──────── PROVIDED TEXT

SopE-like and WxxxE effectors. Multiple sequence alignment, with hierarchical clustering of IpgB1 and IpgB2 from Shigella flexneri 2a, EspM2 from EHEC O157:H7, EspT from C. rodentium, Map from EPEC E2348/69, the C-terminal, WxxxE-containing motif of SifA and SifB, SopE and SopE2 from S. Typhimurium, and BopE from B. pseudomallei. Similar and identical residues are highlighted in yellow. The WxxxE motif and the catalytic loops are boxed.

FIG. 2.

SopE and WxxxE effectors subvert actin dynamics. Serum-starved Swiss 3T3 cells were mock transfected or transfected with the mammalian expression vector pRK5 encoding myc-tagged IpgB2, EspM2 (not shown), Map, IpgB1, EspT, or the catalytic domain of SopE (residues 78 to 240) for 16 h. Ectopic expression of IpgB2 and EspM2 induced formation of stress fibers, Map induced filopodium formation, IpgB1 induced formation of membrane ruffles, while EspT and SopE induced membrane ruffles and lamellipodia. Actin was stained with Oregon Green phalloidin, and the myc tag was detected with monoclonal antibody.

FIG. 3.

────────────────

Transcribe the figure legends above, starting at the words "SopE and WxxxE" and stopping after "with monoclonal antibody.".

──────── RECORDED DATA

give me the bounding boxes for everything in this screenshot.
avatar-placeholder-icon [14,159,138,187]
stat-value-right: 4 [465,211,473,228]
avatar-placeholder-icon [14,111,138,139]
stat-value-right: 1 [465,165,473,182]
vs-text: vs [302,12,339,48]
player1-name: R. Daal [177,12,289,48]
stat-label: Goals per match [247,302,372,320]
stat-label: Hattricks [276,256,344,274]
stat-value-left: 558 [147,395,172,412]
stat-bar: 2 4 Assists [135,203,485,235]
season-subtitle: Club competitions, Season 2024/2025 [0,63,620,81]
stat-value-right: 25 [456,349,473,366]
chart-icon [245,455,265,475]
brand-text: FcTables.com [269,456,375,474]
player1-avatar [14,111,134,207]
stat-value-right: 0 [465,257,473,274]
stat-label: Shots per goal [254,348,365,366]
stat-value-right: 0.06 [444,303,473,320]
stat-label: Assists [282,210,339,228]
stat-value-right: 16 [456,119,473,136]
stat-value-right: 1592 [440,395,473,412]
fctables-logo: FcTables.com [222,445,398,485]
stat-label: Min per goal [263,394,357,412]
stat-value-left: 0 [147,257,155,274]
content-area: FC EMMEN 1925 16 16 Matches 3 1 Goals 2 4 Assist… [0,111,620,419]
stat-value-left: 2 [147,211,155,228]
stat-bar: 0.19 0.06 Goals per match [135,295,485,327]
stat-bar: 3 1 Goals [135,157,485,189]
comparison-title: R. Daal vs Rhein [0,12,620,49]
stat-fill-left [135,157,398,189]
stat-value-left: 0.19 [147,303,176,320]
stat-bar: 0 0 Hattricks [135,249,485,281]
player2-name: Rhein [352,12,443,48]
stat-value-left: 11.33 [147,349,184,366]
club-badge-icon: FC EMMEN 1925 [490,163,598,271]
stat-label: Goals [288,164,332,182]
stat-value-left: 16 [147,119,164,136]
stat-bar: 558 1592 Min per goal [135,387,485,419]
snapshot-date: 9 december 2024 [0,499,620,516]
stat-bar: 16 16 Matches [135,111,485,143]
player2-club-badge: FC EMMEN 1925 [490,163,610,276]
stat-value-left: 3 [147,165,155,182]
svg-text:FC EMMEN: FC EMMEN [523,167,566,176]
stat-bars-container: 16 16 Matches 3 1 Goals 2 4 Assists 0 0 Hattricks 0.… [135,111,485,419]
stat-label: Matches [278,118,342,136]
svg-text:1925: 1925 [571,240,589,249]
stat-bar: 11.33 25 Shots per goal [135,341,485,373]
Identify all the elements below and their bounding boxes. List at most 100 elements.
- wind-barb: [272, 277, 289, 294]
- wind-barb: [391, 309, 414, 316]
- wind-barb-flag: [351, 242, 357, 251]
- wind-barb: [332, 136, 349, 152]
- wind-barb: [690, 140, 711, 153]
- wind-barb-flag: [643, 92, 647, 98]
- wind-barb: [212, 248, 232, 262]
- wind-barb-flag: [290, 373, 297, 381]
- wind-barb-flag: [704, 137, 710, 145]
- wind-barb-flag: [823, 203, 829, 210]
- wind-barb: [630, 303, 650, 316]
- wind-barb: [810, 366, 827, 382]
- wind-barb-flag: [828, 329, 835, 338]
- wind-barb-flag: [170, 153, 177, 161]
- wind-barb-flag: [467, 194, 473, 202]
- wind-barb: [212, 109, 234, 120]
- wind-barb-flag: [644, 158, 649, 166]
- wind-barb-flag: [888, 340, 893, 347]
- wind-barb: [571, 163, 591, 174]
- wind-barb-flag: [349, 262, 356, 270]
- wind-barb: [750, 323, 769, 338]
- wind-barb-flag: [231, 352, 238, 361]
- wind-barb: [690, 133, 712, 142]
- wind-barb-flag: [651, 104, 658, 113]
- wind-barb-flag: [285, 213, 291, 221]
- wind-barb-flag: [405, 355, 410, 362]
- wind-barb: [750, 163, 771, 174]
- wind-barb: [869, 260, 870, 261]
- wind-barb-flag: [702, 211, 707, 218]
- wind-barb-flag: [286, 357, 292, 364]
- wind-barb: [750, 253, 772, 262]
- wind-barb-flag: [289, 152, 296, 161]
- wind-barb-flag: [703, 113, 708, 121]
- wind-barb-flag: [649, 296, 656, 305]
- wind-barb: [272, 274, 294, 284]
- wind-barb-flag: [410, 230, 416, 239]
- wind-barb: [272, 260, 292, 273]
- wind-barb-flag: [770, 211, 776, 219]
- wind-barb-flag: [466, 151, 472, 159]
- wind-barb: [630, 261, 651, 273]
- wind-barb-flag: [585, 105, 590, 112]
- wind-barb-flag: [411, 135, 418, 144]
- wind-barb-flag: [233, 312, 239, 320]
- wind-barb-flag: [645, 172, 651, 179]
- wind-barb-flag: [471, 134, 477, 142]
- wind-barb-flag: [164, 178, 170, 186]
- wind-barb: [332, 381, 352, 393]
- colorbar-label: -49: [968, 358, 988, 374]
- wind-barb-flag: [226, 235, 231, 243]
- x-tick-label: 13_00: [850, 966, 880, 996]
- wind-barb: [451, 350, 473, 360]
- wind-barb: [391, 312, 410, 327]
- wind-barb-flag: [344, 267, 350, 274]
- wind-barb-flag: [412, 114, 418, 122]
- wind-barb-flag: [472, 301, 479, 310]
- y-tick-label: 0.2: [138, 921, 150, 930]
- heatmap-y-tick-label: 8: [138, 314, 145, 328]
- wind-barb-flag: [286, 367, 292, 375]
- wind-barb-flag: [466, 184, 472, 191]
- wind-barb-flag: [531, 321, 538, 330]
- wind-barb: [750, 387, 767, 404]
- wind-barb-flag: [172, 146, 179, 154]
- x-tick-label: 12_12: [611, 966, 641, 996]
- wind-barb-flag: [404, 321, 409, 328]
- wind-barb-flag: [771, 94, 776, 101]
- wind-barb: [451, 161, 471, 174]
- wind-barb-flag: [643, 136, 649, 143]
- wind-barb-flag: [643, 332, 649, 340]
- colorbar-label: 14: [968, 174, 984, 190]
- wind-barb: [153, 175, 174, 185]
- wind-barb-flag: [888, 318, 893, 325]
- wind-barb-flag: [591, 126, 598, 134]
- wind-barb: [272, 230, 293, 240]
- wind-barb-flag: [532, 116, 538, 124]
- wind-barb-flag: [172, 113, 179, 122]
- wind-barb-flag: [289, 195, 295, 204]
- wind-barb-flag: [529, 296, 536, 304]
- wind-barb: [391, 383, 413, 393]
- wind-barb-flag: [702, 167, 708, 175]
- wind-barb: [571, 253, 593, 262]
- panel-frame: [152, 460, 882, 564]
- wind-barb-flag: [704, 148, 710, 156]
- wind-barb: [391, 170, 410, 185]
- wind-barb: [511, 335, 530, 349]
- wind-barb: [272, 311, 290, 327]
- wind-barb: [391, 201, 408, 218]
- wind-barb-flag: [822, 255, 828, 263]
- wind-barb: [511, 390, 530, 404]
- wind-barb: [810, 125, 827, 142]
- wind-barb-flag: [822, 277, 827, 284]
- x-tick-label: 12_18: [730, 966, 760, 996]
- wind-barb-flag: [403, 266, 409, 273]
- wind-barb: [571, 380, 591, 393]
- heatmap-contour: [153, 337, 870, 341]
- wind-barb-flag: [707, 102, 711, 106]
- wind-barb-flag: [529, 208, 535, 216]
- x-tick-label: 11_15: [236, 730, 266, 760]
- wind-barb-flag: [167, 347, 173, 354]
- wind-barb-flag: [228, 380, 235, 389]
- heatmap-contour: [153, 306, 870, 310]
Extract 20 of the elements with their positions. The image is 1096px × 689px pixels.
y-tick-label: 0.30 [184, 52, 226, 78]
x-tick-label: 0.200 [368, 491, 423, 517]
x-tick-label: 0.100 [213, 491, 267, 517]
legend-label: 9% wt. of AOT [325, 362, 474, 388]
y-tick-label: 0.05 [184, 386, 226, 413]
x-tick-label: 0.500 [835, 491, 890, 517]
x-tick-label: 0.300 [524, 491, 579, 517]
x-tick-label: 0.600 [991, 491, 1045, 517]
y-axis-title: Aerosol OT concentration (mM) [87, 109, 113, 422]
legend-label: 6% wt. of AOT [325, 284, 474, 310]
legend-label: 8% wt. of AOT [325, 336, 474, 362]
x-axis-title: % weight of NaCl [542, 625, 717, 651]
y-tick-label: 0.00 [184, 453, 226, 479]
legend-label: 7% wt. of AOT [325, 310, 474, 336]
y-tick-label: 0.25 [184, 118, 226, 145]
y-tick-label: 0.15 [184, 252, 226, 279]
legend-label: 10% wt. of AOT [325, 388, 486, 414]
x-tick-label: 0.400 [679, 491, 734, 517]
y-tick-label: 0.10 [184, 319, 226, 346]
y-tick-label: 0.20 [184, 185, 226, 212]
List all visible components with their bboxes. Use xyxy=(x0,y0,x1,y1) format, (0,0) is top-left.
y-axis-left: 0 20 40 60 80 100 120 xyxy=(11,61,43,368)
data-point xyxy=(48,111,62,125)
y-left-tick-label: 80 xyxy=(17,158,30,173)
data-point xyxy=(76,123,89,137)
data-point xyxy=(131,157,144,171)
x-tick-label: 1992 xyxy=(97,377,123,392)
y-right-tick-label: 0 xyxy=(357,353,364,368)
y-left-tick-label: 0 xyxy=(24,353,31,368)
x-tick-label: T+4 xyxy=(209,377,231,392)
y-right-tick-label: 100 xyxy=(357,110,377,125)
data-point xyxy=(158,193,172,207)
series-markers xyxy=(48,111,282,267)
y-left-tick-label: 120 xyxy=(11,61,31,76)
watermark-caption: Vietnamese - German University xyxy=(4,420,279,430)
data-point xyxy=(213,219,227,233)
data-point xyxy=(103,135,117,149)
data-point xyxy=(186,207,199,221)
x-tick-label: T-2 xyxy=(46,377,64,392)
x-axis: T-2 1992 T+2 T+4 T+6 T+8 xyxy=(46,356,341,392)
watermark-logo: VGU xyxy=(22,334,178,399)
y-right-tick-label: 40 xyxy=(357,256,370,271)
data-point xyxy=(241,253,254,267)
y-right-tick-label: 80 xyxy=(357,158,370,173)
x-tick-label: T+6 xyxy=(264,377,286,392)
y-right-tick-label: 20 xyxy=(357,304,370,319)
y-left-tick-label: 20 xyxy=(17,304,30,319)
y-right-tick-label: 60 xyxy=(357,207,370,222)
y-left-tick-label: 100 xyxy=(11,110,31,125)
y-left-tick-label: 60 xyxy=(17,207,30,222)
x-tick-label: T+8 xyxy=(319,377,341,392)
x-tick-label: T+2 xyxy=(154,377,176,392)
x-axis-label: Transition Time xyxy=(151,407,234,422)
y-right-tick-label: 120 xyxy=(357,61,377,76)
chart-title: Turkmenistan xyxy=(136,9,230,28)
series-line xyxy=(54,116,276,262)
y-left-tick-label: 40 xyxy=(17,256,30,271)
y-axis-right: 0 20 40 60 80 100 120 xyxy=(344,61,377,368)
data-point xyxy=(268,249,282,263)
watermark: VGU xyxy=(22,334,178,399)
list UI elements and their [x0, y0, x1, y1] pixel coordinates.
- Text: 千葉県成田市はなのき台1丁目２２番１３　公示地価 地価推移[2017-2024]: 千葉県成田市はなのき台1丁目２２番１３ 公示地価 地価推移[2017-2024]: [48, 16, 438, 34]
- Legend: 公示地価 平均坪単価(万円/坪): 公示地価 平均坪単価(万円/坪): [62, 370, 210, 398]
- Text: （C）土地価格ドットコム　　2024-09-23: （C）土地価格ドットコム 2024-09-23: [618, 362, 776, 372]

────────────────

# EXERCISE RESULT:
SopE and WxxxE effectors subvert actin dynamics. Serum-starved Swiss 3T3 cells were mock transfected or transfected with the mammalian expression vector pRK5 encoding myc-tagged IpgB2, EspM2 (not shown), Map, IpgB1, EspT, or the catalytic domain of SopE (residues 78 to 240) for 16 h. Ectopic expression of IpgB2 and EspM2 induced formation of stress fibers, Map induced filopodium formation, IpgB1 induced formation of membrane ruffles, while EspT and SopE induced membrane ruffles and lamellipodia. Actin was stained with Oregon Green phalloidin, and the myc tag was detected with monoclonal antibody.